- TASK BRIEF
Provide only the number of lines in the listing that contain the string "amount".
____
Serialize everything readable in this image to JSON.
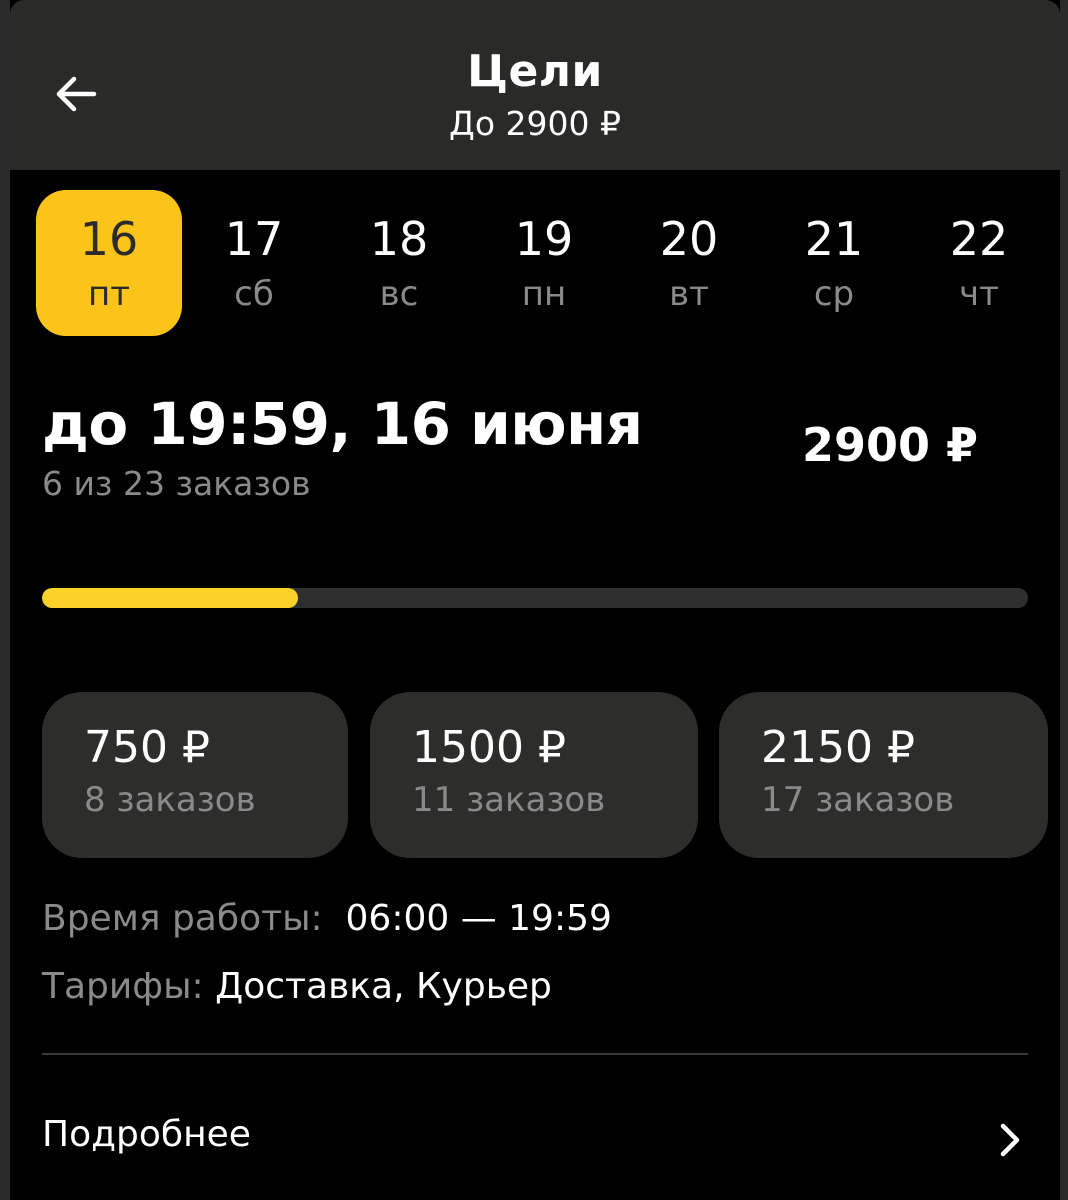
{
  "header": {
    "title": "Цели",
    "subtitle": "До 2900 ₽",
    "back_icon": "arrow-left-icon"
  },
  "days": [
    {
      "num": "16",
      "weekday": "пт",
      "selected": true
    },
    {
      "num": "17",
      "weekday": "сб",
      "selected": false
    },
    {
      "num": "18",
      "weekday": "вс",
      "selected": false
    },
    {
      "num": "19",
      "weekday": "пн",
      "selected": false
    },
    {
      "num": "20",
      "weekday": "вт",
      "selected": false
    },
    {
      "num": "21",
      "weekday": "ср",
      "selected": false
    },
    {
      "num": "22",
      "weekday": "чт",
      "selected": false
    }
  ],
  "goal": {
    "deadline": "до 19:59, 16 июня",
    "orders_progress": "6 из 23 заказов",
    "amount": "2900 ₽",
    "progress_fraction": 0.26
  },
  "tiers": [
    {
      "amount": "750 ₽",
      "orders": "8 заказов"
    },
    {
      "amount": "1500 ₽",
      "orders": "11 заказов"
    },
    {
      "amount": "2150 ₽",
      "orders": "17 заказов"
    }
  ],
  "info": {
    "hours_label": "Время работы:",
    "hours_value": "06:00 — 19:59",
    "tariffs_label": "Тарифы:",
    "tariffs_value": "Доставка, Курьер"
  },
  "more": {
    "label": "Подробнее",
    "icon": "chevron-right-icon"
  },
  "colors": {
    "accent": "#fcc419",
    "progress_fill": "#fcd12a",
    "background": "#000000",
    "header_bg": "#2a2a28",
    "card_bg": "#2d2d2c",
    "muted_text": "#8a8a8a"
  }
}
____
- TASK SOLUTION
4